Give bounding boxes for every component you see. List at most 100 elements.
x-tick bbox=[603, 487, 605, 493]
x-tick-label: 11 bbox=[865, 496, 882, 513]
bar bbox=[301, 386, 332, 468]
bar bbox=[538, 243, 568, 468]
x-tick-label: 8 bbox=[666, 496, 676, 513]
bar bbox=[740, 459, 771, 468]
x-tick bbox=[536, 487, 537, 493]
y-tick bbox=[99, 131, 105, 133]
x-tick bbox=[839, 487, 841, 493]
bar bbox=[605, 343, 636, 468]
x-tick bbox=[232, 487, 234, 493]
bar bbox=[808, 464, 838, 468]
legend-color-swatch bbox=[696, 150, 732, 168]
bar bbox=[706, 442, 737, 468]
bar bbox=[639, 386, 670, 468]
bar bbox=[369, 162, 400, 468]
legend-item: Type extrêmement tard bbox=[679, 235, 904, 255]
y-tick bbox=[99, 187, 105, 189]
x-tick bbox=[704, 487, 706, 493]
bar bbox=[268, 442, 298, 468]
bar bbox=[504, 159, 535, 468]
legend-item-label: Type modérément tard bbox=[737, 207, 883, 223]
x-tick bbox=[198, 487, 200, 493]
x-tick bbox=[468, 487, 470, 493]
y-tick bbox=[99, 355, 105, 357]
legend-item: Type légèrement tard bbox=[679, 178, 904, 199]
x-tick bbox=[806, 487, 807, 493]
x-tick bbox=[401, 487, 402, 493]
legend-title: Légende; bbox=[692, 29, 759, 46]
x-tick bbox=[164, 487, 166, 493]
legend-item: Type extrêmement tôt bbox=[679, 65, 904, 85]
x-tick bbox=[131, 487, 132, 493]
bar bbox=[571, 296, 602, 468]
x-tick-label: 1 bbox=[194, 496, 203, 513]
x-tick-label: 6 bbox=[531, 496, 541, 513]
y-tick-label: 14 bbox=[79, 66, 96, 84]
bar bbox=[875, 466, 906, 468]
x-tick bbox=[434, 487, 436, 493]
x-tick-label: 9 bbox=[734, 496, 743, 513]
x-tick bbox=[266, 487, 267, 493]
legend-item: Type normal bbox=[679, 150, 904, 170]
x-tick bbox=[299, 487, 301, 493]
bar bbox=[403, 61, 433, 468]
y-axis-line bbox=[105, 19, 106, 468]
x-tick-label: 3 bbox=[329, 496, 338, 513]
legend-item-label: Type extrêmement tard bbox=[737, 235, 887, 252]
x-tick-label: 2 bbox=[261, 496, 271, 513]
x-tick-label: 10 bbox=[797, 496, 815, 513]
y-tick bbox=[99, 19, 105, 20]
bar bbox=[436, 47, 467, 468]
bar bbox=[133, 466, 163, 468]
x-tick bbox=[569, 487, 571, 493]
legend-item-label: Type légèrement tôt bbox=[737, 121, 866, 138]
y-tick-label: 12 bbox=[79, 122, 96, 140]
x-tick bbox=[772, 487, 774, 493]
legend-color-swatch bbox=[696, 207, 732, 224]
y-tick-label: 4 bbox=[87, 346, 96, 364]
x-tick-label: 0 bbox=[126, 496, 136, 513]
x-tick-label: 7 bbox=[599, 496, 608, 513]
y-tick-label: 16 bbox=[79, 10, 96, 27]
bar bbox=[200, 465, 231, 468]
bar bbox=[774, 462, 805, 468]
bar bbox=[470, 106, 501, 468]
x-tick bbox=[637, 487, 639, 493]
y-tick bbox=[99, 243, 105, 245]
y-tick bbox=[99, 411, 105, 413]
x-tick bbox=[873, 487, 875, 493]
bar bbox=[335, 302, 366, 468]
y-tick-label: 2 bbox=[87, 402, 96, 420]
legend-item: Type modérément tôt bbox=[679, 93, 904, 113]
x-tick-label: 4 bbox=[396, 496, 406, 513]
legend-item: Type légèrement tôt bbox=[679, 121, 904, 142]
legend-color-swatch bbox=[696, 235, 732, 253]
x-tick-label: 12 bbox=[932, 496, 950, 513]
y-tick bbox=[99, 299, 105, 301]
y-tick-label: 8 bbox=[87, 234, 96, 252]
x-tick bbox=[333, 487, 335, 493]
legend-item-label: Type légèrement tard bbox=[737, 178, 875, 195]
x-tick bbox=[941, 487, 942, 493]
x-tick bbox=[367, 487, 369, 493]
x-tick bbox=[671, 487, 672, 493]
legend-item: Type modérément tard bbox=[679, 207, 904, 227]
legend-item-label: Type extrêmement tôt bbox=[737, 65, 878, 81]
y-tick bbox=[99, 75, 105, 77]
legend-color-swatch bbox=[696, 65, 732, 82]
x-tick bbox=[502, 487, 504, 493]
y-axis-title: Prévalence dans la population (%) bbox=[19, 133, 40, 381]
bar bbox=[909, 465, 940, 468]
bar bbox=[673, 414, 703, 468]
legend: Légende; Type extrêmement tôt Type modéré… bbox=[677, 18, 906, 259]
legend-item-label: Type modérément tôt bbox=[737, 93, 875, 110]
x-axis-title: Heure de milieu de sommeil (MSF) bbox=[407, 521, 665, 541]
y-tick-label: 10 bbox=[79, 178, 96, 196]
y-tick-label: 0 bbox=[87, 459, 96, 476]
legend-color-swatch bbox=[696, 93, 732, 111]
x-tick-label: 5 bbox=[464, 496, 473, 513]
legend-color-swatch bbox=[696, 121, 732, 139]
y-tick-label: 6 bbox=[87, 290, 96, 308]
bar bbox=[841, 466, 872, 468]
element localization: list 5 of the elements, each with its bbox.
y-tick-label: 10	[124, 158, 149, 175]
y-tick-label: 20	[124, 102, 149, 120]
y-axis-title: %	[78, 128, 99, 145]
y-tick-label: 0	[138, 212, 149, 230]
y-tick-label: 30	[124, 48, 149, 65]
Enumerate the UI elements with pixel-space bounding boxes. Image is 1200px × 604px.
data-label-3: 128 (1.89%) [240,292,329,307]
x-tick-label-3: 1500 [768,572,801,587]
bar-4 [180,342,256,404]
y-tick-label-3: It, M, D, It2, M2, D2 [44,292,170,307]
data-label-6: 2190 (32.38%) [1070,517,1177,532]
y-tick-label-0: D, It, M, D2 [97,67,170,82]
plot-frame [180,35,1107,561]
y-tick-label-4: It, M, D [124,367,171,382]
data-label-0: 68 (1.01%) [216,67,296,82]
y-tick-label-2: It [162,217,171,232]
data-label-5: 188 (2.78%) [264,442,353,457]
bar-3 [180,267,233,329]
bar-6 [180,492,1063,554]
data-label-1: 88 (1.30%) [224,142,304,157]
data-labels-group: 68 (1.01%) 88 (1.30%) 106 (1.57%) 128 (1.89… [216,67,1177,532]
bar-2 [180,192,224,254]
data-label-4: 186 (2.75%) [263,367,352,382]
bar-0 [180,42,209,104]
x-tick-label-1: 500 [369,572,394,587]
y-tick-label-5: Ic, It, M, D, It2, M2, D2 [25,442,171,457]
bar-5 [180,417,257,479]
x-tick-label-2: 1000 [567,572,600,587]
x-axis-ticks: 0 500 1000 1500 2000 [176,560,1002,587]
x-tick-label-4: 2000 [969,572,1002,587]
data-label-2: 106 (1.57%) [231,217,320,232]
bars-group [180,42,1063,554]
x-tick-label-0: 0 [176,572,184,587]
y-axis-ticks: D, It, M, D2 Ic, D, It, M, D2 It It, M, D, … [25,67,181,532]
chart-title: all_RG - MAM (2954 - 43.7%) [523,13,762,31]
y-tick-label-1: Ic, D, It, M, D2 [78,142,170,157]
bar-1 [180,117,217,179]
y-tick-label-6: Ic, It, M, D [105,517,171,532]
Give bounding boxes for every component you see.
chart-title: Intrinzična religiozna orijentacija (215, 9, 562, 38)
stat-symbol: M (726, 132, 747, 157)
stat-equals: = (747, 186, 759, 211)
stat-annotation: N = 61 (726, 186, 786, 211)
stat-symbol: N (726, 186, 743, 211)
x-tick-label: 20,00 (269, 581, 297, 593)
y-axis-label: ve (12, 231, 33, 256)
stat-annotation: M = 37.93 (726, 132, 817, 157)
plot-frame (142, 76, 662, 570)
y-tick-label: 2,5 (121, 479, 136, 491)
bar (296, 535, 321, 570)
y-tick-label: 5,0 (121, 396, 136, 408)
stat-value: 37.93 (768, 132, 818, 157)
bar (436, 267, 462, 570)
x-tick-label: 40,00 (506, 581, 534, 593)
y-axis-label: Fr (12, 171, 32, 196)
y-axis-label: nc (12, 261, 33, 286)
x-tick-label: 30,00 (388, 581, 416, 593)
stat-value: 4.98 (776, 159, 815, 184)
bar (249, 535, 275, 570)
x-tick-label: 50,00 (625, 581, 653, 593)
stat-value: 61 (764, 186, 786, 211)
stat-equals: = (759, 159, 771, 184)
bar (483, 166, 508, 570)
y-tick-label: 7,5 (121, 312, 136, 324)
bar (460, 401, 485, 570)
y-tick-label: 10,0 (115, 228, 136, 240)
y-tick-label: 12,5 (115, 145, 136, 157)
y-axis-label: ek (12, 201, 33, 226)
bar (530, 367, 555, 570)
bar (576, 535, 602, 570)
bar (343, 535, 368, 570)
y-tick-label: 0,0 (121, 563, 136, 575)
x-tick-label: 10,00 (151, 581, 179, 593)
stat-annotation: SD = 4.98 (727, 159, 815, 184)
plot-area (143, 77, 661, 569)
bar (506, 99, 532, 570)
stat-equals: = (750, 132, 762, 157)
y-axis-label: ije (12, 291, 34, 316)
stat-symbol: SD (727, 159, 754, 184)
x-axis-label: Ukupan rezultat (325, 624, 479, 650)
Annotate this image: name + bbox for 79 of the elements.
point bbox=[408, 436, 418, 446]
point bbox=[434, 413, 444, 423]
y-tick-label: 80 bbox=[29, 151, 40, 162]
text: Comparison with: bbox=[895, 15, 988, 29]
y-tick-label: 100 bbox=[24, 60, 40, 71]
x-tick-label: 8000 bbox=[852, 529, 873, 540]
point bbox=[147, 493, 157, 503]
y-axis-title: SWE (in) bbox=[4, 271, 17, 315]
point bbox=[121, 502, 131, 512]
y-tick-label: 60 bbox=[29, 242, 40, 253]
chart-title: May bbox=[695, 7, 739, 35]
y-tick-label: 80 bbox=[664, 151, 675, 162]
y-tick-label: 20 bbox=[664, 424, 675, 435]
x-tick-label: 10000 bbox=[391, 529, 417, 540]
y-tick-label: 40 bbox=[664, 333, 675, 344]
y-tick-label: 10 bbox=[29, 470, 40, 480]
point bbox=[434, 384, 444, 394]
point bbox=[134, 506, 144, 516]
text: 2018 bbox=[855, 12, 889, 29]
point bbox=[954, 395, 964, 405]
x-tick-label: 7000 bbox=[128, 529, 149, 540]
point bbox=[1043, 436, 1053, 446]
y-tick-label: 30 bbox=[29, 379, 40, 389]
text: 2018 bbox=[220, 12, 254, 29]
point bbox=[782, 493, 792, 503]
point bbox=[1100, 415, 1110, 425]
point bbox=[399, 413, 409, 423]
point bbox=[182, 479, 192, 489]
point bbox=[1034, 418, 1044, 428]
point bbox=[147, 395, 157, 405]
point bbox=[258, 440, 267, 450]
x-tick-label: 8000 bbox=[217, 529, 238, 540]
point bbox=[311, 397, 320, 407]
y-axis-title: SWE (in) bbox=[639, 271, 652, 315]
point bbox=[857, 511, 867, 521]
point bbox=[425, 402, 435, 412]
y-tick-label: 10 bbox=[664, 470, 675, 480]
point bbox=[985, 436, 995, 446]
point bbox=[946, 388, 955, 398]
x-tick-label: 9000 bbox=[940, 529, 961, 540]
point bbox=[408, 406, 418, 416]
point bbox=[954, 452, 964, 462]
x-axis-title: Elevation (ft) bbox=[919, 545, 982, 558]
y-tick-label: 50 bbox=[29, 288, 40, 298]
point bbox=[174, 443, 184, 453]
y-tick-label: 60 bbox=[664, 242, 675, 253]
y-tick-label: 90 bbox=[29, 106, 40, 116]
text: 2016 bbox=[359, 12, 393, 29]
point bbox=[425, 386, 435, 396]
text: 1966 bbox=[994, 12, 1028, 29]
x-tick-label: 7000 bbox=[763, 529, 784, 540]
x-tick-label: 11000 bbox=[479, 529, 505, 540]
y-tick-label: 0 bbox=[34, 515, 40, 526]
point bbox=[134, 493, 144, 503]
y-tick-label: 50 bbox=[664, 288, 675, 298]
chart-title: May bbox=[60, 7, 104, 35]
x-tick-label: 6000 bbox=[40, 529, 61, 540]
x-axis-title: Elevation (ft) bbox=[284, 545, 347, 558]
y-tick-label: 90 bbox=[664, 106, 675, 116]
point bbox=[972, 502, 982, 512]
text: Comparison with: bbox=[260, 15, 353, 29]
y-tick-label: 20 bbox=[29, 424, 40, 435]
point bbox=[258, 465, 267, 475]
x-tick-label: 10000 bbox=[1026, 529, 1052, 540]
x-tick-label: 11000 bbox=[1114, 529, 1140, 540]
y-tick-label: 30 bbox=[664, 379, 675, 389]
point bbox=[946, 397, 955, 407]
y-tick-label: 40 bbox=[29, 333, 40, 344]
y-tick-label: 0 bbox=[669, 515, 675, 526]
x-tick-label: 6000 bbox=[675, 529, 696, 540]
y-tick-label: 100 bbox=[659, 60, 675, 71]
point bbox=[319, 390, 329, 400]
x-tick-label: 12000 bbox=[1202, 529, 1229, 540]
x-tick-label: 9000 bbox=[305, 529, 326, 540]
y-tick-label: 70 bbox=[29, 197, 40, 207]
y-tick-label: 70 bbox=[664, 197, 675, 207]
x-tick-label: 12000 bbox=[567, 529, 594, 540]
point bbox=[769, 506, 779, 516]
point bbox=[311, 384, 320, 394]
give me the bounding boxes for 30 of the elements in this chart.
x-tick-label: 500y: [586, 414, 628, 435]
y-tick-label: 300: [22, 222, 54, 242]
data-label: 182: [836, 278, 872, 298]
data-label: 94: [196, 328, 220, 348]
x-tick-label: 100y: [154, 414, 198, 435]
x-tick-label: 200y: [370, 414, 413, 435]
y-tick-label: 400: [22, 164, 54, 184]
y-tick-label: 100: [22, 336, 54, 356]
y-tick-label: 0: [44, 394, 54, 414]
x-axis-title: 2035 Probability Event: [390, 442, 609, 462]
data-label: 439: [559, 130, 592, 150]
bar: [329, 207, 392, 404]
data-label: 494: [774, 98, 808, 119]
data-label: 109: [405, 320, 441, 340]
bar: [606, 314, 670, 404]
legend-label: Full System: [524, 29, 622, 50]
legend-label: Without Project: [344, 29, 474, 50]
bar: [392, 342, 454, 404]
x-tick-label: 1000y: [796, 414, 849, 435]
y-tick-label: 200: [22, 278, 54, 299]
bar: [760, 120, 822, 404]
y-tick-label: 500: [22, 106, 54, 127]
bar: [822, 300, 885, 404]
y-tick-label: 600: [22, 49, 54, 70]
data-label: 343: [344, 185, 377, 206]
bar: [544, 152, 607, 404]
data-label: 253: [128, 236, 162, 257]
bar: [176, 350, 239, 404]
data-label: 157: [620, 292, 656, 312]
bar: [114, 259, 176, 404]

TASK DETAILS> Transcribe the records from their first line through the line that contains "y-tick-label: 14 bbox=[79, 66, 96, 84]", including both ends and keeping each line unchanged.

EXERCISE RESULT>
Give bounding boxes for every component you see. List at most 100 elements.
x-tick bbox=[603, 487, 605, 493]
x-tick-label: 11 bbox=[865, 496, 882, 513]
bar bbox=[301, 386, 332, 468]
bar bbox=[538, 243, 568, 468]
x-tick-label: 8 bbox=[666, 496, 676, 513]
bar bbox=[740, 459, 771, 468]
x-tick bbox=[536, 487, 537, 493]
y-tick bbox=[99, 131, 105, 133]
x-tick bbox=[839, 487, 841, 493]
bar bbox=[605, 343, 636, 468]
x-tick bbox=[232, 487, 234, 493]
bar bbox=[808, 464, 838, 468]
legend-color-swatch bbox=[696, 150, 732, 168]
bar bbox=[706, 442, 737, 468]
bar bbox=[639, 386, 670, 468]
bar bbox=[369, 162, 400, 468]
legend-item: Type extrêmement tard bbox=[679, 235, 904, 255]
y-tick bbox=[99, 187, 105, 189]
x-tick bbox=[704, 487, 706, 493]
bar bbox=[268, 442, 298, 468]
bar bbox=[504, 159, 535, 468]
legend-item-label: Type modérément tard bbox=[737, 207, 883, 223]
x-tick bbox=[198, 487, 200, 493]
x-tick bbox=[468, 487, 470, 493]
y-tick bbox=[99, 355, 105, 357]
legend-item: Type légèrement tard bbox=[679, 178, 904, 199]
x-tick bbox=[806, 487, 807, 493]
x-tick bbox=[401, 487, 402, 493]
legend-title: Légende; bbox=[692, 29, 759, 46]
x-tick bbox=[164, 487, 166, 493]
legend-item: Type extrêmement tôt bbox=[679, 65, 904, 85]
x-tick bbox=[131, 487, 132, 493]
bar bbox=[571, 296, 602, 468]
x-tick-label: 1 bbox=[194, 496, 203, 513]
x-tick-label: 6 bbox=[531, 496, 541, 513]
y-tick-label: 14 bbox=[79, 66, 96, 84]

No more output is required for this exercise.